**TASK INPUTS:**
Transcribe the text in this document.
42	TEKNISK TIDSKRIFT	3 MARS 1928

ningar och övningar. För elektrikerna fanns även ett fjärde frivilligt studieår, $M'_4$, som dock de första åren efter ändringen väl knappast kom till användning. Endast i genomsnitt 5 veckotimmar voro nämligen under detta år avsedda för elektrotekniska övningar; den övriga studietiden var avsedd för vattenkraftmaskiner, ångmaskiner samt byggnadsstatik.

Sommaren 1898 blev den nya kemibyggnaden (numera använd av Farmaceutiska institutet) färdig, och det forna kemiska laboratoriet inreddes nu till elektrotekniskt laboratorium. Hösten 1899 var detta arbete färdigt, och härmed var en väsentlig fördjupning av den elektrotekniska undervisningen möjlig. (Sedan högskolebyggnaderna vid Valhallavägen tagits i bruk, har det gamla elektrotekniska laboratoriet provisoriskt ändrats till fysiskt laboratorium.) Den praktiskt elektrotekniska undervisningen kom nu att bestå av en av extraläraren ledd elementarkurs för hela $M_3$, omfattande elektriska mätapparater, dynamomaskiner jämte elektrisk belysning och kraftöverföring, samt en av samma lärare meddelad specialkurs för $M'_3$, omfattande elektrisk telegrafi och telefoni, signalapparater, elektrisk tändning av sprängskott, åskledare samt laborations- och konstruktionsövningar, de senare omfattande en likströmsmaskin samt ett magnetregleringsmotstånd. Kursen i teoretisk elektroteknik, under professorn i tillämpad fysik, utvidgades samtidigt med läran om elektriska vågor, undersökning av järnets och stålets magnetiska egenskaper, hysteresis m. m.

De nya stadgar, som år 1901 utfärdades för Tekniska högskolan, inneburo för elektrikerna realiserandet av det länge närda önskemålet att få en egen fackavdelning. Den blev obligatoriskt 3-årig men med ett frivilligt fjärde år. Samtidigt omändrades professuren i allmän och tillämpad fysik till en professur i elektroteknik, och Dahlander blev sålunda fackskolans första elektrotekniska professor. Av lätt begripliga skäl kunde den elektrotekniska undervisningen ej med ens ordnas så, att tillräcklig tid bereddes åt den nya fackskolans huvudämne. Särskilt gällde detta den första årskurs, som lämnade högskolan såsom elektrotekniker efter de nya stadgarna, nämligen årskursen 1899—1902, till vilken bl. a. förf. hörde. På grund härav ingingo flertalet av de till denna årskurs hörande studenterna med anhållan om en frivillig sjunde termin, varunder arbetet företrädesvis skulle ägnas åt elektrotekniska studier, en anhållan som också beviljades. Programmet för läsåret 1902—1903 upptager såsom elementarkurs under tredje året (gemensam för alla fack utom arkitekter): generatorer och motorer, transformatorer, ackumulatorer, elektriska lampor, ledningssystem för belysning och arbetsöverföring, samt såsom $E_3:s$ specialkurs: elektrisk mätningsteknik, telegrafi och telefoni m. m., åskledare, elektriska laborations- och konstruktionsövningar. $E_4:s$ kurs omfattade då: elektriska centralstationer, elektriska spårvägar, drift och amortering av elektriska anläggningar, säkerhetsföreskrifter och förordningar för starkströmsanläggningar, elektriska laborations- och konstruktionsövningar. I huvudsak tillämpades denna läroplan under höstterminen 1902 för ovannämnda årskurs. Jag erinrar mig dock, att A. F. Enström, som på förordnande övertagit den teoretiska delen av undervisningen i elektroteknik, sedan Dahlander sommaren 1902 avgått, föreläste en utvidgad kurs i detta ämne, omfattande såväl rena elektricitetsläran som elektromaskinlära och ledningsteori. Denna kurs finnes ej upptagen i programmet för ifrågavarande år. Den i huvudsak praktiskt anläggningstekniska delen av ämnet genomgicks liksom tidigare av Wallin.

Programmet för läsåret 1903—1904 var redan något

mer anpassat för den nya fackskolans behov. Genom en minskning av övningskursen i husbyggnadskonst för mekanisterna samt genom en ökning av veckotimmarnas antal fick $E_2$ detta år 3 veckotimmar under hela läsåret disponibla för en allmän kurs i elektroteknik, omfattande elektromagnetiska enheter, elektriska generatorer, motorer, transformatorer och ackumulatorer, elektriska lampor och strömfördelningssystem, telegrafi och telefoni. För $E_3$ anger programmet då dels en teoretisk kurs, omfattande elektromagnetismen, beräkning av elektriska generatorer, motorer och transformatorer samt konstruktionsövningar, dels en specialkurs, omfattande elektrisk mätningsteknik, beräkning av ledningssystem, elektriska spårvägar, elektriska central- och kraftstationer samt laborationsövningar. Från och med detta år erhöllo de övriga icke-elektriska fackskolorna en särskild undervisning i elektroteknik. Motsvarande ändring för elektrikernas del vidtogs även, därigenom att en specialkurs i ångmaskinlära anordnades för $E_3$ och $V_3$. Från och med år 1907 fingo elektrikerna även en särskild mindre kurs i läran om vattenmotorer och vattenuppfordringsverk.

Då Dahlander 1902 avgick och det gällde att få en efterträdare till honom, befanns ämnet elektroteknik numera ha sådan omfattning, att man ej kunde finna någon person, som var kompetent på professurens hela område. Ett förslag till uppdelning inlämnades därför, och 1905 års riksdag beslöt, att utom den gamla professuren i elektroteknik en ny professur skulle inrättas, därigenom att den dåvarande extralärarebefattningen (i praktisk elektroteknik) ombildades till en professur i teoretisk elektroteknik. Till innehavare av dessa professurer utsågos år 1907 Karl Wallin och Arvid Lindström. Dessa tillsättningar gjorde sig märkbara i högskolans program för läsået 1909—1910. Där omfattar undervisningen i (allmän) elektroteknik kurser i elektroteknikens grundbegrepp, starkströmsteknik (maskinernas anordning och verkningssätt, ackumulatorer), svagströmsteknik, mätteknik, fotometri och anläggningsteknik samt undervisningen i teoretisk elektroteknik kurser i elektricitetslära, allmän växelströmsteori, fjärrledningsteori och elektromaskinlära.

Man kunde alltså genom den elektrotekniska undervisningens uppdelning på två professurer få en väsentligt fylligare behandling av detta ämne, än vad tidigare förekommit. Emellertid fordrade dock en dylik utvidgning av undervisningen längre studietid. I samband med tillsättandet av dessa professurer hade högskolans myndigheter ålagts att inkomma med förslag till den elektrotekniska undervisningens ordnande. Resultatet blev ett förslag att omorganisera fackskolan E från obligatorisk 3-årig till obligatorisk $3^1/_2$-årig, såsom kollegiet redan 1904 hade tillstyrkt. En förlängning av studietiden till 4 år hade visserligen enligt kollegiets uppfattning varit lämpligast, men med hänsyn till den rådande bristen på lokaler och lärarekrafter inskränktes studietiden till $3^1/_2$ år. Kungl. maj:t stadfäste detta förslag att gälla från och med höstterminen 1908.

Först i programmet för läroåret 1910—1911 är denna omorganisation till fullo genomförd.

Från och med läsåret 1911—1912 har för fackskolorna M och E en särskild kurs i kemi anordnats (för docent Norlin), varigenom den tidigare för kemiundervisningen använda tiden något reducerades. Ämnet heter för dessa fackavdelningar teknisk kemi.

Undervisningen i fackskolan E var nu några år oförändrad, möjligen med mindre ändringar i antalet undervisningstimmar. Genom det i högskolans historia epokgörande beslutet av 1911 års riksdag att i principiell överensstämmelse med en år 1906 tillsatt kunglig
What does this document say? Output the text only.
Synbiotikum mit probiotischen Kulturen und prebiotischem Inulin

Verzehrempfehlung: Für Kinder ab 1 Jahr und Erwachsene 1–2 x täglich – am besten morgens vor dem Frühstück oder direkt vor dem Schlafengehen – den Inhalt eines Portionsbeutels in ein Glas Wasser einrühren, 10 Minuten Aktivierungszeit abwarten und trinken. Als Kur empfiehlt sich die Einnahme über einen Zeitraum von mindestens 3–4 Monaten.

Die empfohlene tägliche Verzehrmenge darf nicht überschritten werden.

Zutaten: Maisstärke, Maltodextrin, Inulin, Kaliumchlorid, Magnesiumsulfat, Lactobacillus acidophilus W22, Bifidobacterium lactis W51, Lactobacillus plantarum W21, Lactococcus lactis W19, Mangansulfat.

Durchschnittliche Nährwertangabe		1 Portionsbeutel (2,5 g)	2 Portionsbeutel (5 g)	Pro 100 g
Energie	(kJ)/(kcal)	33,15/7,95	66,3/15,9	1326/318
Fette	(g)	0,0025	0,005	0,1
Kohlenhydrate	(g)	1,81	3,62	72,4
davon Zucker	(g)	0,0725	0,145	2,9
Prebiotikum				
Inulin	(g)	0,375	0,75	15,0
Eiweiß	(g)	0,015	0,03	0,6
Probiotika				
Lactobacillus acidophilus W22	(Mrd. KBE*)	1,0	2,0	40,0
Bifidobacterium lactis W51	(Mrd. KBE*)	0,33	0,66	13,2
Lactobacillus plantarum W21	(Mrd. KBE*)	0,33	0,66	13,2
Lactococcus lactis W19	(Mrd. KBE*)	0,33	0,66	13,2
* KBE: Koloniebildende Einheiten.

**EXERCISE:**
Among the lines above, count those containing "Lactobacillus" and give only that count.

**ANSWER BOX:**
3